• What you have to do: Extract each line containing the string "使得函数".

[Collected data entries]
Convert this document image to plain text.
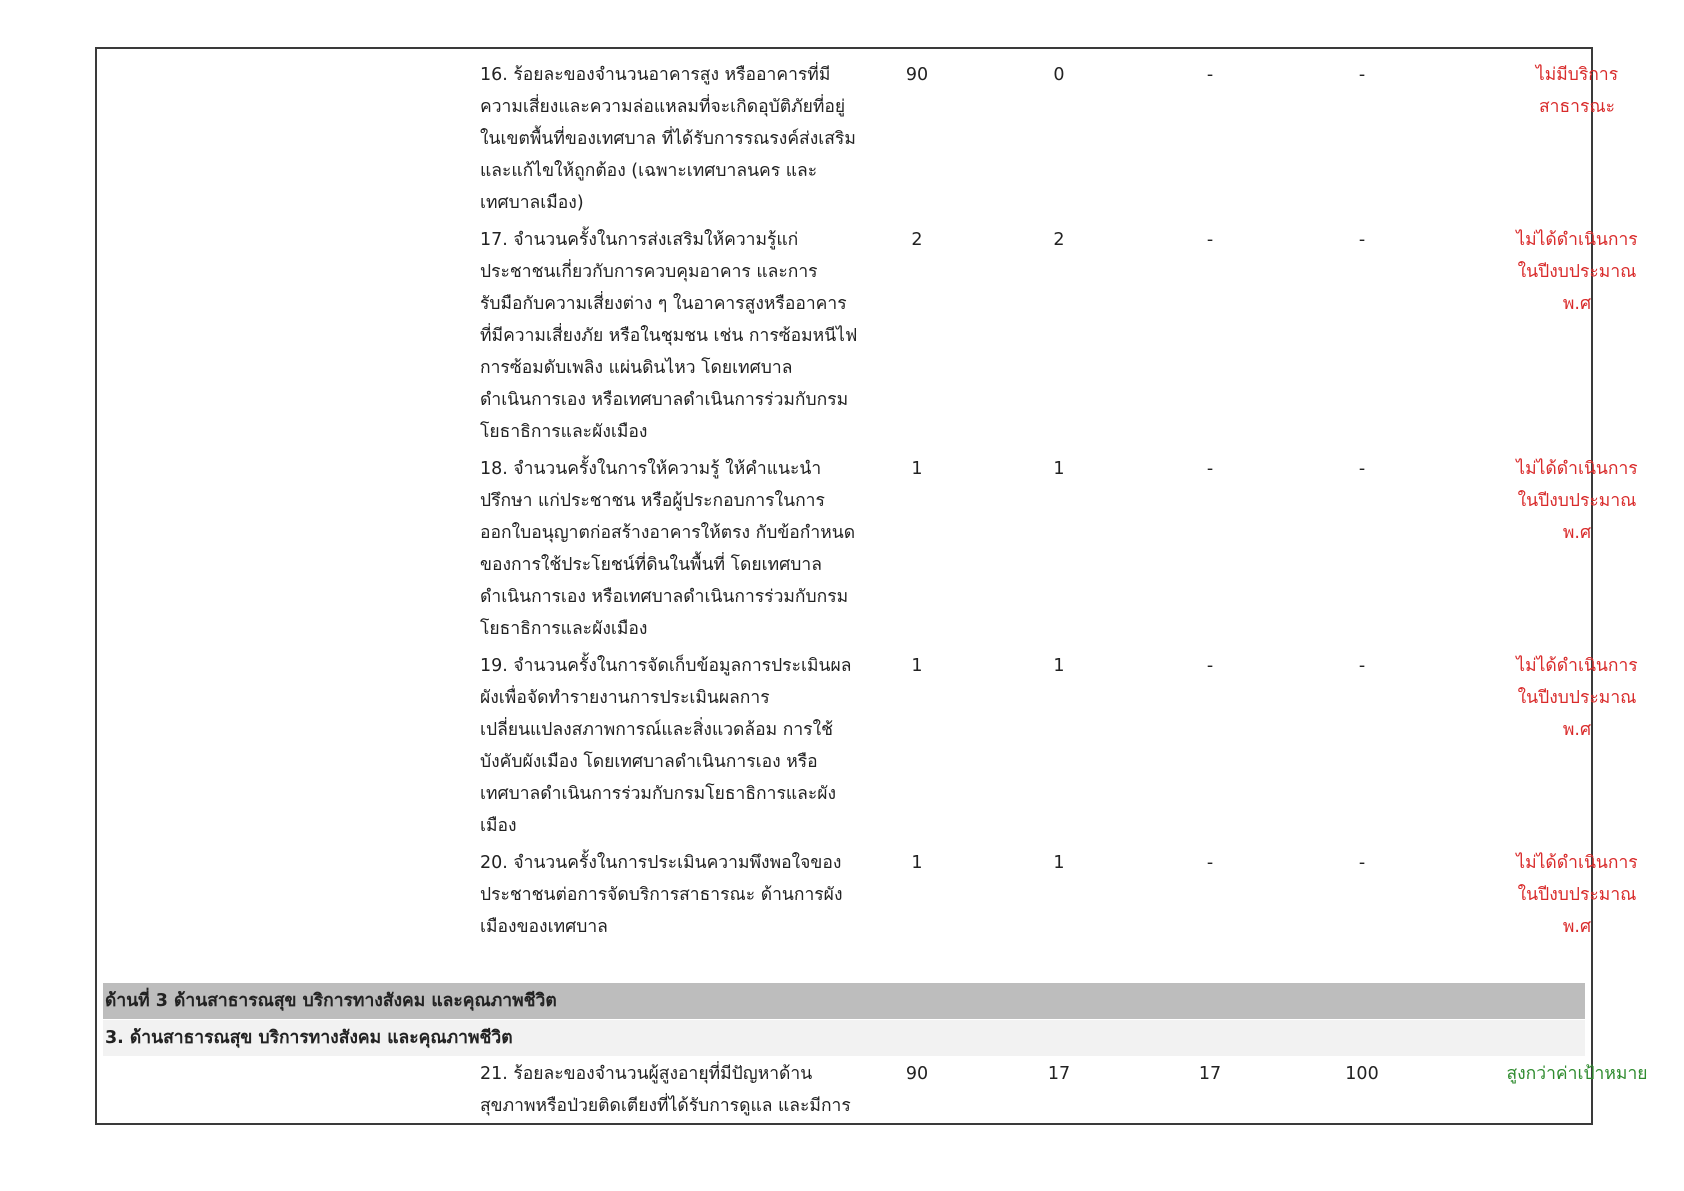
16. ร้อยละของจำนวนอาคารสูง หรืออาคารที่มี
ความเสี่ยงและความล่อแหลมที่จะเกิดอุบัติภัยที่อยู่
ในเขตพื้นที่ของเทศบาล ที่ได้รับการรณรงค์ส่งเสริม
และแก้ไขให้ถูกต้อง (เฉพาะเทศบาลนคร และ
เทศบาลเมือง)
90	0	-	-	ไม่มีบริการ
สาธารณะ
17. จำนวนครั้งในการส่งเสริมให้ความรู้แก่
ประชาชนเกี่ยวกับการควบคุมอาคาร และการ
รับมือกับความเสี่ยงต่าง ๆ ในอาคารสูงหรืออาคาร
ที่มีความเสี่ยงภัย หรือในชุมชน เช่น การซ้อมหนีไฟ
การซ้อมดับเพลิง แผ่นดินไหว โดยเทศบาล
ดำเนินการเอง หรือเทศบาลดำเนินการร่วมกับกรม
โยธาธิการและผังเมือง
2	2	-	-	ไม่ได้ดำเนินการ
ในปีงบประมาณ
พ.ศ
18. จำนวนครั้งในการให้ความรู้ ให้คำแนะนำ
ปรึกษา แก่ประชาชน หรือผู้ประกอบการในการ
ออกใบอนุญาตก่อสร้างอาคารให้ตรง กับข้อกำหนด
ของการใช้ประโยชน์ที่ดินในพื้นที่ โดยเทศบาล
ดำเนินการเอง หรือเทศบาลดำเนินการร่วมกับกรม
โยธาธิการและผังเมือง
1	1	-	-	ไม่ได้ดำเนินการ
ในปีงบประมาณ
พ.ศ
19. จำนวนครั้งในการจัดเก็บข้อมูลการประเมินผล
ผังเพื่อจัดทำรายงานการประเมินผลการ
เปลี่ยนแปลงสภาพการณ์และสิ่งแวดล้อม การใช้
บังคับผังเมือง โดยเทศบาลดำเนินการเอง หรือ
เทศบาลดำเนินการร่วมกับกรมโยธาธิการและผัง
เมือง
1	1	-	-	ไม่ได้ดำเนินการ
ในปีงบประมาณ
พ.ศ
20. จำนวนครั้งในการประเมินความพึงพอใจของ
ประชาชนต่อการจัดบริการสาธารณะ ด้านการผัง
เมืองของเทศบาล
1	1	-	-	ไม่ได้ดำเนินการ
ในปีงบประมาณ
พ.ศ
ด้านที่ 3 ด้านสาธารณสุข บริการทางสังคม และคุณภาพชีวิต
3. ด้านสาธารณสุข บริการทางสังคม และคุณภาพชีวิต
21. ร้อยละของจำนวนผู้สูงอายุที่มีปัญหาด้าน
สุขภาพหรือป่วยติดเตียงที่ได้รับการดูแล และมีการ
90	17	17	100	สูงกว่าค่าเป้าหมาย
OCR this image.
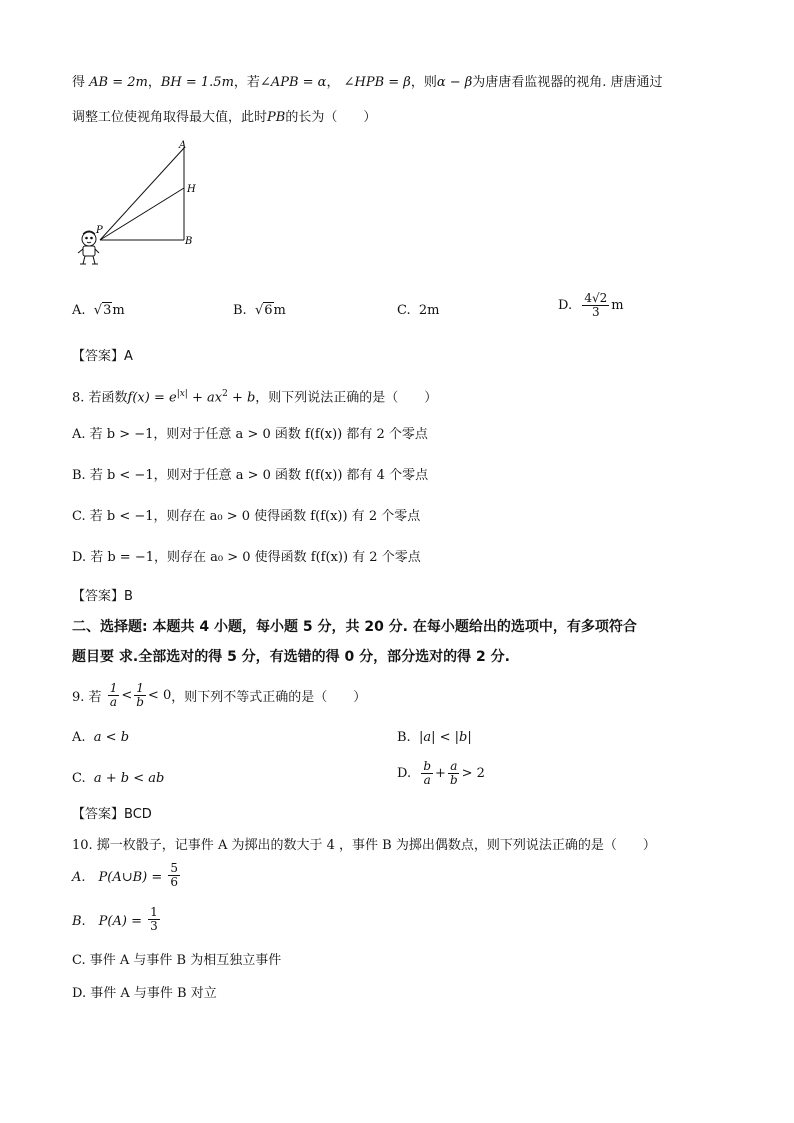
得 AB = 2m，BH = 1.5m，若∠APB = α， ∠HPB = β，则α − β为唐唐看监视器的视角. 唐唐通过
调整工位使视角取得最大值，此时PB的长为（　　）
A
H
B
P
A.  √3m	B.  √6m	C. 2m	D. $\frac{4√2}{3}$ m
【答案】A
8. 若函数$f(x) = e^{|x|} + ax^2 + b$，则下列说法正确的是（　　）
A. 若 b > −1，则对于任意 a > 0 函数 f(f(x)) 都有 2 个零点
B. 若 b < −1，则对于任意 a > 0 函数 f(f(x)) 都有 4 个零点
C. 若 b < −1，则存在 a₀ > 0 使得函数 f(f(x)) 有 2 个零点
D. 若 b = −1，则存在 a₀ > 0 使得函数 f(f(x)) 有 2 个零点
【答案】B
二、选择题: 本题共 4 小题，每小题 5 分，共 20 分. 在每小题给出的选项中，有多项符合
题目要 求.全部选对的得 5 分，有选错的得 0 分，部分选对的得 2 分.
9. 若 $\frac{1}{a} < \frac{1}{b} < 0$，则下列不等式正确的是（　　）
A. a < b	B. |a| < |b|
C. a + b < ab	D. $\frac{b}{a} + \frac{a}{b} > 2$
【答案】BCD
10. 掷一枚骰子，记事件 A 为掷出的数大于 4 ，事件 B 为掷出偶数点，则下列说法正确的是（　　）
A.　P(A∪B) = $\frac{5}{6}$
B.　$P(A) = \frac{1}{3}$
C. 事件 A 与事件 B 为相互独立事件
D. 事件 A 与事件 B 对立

• Answer below:
C. 若 b < −1，则存在 a₀ > 0 使得函数 f(f(x)) 有 2 个零点
D. 若 b = −1，则存在 a₀ > 0 使得函数 f(f(x)) 有 2 个零点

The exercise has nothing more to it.